Record extracts START

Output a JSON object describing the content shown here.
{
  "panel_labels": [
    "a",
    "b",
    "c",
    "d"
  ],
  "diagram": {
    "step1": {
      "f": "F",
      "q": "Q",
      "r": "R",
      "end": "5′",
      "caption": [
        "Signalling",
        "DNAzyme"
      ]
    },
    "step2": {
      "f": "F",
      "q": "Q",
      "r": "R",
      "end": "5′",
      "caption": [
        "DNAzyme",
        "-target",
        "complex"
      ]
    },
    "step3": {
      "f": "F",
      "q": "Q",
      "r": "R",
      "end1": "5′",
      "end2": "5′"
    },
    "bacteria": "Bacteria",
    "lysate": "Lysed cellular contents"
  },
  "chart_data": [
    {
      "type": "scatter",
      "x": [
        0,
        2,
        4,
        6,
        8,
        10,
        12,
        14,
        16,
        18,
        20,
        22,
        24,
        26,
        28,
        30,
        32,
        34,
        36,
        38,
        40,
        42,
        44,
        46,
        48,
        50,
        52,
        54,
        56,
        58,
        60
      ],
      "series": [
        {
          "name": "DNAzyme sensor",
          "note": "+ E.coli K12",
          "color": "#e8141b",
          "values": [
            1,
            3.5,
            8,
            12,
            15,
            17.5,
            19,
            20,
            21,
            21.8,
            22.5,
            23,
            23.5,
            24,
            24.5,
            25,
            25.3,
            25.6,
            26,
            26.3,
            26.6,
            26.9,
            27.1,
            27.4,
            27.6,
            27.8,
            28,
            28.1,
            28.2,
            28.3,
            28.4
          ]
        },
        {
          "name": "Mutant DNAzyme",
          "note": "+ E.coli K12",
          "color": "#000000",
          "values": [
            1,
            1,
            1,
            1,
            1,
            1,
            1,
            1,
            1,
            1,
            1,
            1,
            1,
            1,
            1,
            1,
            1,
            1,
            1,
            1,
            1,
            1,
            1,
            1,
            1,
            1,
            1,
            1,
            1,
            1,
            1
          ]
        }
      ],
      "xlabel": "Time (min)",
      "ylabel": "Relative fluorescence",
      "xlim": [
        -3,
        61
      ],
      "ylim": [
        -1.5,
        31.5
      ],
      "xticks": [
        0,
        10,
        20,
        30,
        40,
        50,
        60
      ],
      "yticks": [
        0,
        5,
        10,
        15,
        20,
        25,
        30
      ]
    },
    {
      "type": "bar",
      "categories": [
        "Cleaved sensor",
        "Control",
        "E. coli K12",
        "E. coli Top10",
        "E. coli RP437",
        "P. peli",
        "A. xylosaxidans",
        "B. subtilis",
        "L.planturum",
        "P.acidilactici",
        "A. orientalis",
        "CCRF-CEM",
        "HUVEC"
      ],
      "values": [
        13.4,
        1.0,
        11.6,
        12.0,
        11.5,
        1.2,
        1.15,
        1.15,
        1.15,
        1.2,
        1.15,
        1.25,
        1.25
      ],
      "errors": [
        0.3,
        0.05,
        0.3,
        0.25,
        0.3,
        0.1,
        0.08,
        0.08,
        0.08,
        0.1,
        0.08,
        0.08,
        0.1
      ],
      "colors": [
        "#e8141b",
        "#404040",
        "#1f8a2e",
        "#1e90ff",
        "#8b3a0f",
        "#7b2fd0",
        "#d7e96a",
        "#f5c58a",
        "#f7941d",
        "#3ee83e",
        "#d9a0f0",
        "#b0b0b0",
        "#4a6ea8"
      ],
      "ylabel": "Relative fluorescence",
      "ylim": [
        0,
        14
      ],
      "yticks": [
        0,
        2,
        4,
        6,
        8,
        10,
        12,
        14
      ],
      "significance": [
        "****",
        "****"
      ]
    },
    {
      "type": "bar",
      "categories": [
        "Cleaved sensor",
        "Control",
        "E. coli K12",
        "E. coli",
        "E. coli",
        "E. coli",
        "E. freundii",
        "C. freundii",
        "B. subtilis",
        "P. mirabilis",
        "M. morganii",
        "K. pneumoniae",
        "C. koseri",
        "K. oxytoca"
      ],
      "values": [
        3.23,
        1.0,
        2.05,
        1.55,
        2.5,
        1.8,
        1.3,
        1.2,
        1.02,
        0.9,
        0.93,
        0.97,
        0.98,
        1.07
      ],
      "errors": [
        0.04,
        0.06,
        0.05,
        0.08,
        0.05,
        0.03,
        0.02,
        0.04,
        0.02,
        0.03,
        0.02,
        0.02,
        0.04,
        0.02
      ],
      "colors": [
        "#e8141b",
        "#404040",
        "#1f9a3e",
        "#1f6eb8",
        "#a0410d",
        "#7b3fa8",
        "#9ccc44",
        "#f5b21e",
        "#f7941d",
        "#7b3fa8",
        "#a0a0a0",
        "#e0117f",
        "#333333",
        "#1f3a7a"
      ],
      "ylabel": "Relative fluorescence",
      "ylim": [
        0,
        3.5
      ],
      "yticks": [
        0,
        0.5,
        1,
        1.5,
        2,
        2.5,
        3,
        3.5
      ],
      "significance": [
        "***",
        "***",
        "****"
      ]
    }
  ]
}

Record extracts END

- _Activity_
Would you filter the entries above and keep each line that has the word "name"?

- _Response_
          "name": "DNAzyme sensor",
          "name": "Mutant DNAzyme",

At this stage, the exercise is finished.